TASK TO COMPLETE: Write out all lines holding the word "color".

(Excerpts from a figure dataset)
## begin

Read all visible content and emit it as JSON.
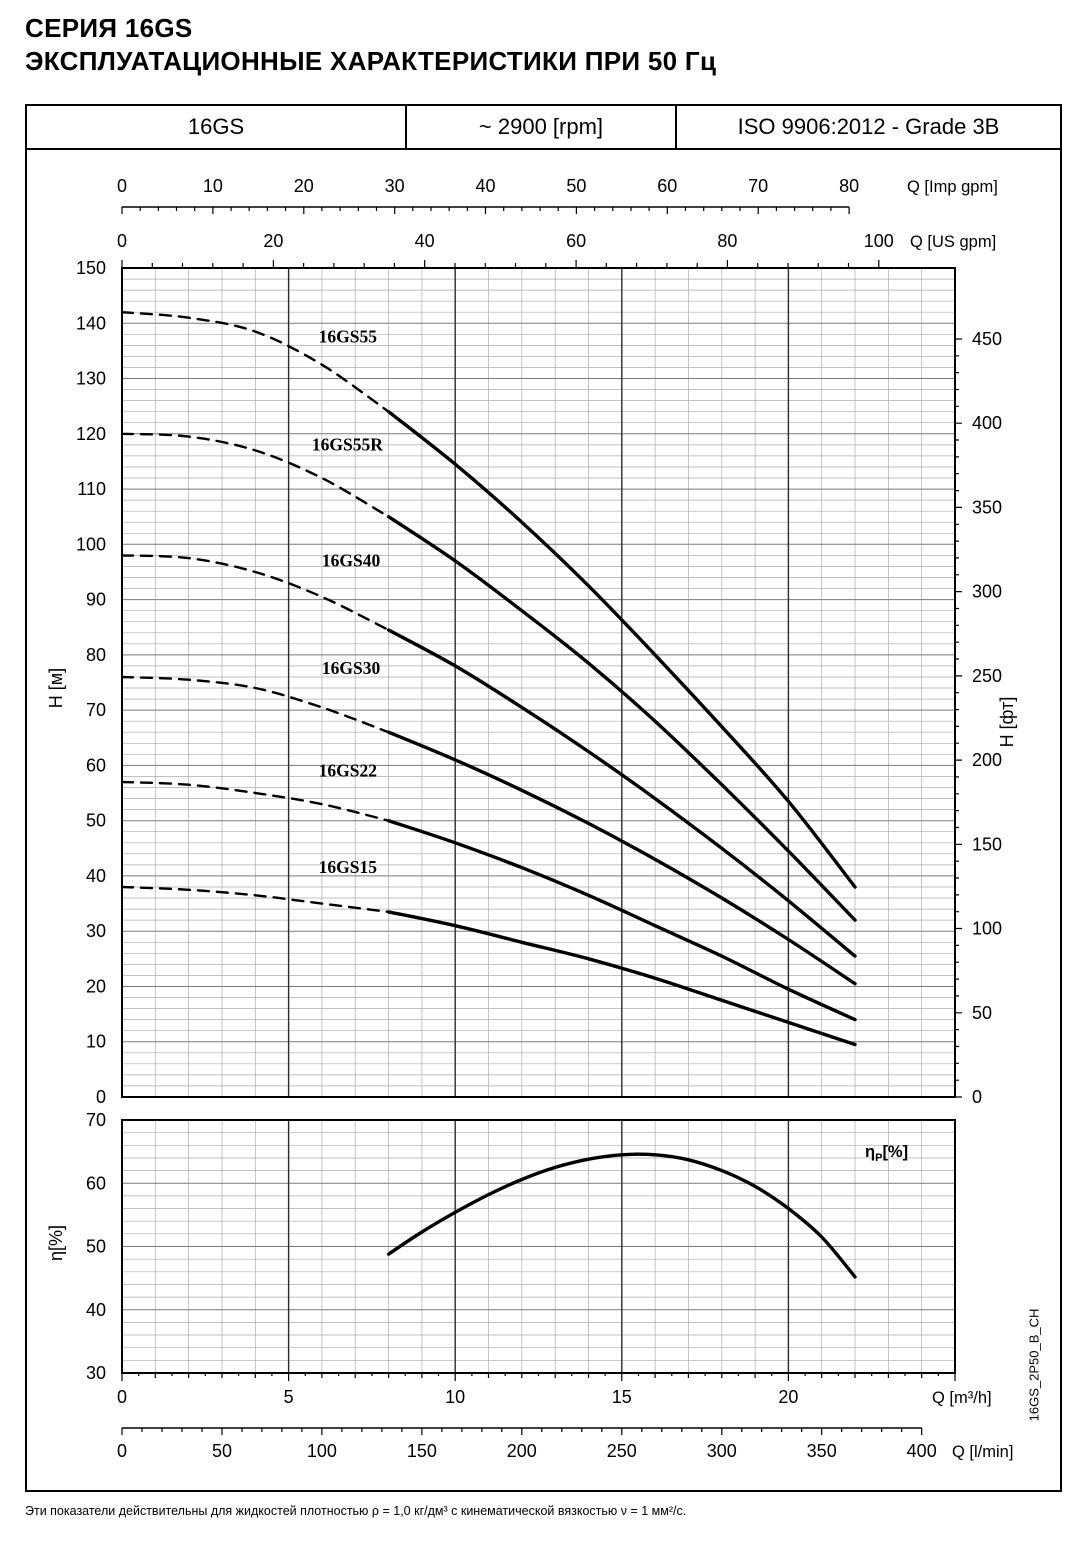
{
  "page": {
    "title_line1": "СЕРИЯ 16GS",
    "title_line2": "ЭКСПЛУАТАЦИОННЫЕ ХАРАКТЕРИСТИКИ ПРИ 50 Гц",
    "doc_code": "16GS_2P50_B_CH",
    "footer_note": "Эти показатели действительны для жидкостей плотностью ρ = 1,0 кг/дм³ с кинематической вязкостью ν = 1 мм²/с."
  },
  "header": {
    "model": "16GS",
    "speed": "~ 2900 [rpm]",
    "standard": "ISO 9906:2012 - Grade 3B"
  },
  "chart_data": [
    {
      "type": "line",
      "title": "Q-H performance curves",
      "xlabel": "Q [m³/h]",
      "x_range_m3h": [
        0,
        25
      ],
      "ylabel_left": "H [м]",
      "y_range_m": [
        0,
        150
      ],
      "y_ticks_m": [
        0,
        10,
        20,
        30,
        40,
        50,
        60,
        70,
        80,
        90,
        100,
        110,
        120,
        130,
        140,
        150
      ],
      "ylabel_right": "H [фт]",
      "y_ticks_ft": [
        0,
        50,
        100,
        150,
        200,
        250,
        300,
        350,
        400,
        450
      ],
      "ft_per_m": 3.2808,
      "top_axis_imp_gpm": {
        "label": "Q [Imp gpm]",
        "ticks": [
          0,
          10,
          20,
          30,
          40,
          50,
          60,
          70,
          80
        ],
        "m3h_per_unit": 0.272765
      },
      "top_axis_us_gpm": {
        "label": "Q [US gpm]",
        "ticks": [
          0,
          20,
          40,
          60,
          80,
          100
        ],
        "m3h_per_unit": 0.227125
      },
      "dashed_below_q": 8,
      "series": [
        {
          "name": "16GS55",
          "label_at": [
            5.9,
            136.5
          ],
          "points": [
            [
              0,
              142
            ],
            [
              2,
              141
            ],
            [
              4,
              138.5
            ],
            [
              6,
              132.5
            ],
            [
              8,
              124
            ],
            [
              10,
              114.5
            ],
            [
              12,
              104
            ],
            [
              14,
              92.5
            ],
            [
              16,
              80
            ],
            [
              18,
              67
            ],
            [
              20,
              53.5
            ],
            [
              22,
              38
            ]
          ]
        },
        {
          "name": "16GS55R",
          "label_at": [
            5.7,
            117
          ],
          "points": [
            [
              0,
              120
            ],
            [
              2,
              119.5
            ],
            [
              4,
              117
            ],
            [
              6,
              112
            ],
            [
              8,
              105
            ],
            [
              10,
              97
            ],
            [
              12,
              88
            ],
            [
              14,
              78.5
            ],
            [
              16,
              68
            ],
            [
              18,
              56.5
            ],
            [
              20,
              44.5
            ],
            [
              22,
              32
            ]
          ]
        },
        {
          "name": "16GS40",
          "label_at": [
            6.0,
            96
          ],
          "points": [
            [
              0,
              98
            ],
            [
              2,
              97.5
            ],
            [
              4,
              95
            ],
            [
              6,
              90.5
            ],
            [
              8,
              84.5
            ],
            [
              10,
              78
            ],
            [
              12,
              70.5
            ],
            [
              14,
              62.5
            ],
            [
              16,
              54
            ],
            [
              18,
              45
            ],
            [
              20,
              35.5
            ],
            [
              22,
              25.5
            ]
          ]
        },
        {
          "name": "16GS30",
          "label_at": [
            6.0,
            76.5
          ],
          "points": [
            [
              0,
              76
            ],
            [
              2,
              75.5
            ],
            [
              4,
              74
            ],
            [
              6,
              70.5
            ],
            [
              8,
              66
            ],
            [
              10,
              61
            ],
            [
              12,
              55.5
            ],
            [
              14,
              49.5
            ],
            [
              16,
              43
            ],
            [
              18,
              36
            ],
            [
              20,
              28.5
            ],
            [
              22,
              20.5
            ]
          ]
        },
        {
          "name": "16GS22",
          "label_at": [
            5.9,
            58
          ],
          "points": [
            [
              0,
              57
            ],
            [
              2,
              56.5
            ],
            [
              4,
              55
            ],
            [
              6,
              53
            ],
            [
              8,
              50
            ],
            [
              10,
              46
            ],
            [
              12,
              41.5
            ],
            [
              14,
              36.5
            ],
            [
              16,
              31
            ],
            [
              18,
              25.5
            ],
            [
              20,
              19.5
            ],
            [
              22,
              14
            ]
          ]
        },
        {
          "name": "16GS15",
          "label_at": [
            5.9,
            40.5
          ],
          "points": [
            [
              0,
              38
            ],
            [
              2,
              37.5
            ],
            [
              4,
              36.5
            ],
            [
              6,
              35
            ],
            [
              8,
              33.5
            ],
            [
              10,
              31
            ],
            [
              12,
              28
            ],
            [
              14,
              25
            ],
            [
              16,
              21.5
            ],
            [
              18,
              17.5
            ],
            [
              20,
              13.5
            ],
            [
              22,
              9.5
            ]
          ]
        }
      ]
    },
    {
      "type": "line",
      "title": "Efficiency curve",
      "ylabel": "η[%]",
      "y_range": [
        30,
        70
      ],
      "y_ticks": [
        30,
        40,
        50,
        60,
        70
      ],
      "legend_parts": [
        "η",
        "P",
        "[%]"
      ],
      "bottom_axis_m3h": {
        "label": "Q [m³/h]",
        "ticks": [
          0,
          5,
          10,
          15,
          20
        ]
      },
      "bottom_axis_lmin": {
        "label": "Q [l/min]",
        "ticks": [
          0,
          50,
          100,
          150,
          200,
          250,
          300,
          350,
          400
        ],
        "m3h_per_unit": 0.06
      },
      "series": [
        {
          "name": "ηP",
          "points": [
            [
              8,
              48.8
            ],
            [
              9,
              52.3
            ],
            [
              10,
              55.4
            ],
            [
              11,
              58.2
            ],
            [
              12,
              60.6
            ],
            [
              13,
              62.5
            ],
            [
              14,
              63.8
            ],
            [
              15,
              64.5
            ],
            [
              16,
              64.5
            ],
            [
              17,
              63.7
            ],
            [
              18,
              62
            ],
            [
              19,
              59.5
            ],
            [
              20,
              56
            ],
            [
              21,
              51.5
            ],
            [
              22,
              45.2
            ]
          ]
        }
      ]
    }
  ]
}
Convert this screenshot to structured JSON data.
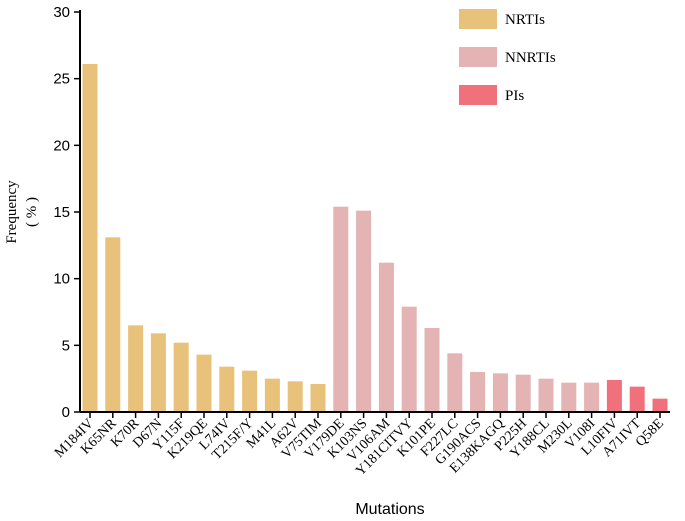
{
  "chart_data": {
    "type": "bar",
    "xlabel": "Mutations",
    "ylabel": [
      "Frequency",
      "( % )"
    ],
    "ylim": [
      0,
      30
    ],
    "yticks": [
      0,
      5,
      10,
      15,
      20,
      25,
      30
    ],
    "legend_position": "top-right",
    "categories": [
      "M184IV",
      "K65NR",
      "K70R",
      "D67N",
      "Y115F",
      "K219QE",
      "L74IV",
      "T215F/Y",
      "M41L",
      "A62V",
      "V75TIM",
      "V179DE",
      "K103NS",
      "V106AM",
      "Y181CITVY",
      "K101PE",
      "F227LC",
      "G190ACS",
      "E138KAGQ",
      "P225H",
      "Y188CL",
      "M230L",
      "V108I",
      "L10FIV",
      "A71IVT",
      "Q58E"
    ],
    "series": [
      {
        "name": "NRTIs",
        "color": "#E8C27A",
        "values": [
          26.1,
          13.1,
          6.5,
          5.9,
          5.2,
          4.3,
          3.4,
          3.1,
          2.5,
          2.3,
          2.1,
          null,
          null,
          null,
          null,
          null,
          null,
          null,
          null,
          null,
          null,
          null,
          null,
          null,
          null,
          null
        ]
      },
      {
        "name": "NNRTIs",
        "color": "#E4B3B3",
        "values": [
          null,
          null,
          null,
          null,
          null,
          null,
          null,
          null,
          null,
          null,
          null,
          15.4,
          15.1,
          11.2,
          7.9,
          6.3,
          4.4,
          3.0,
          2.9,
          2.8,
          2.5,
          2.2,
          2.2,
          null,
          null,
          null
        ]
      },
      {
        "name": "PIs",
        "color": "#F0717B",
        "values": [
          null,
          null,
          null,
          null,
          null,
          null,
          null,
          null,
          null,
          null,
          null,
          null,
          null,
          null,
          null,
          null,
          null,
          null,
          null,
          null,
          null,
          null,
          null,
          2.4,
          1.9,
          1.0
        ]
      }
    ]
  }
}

## end

ANSWER BELOW:
        "color": "#E8C27A",
        "color": "#E4B3B3",
        "color": "#F0717B",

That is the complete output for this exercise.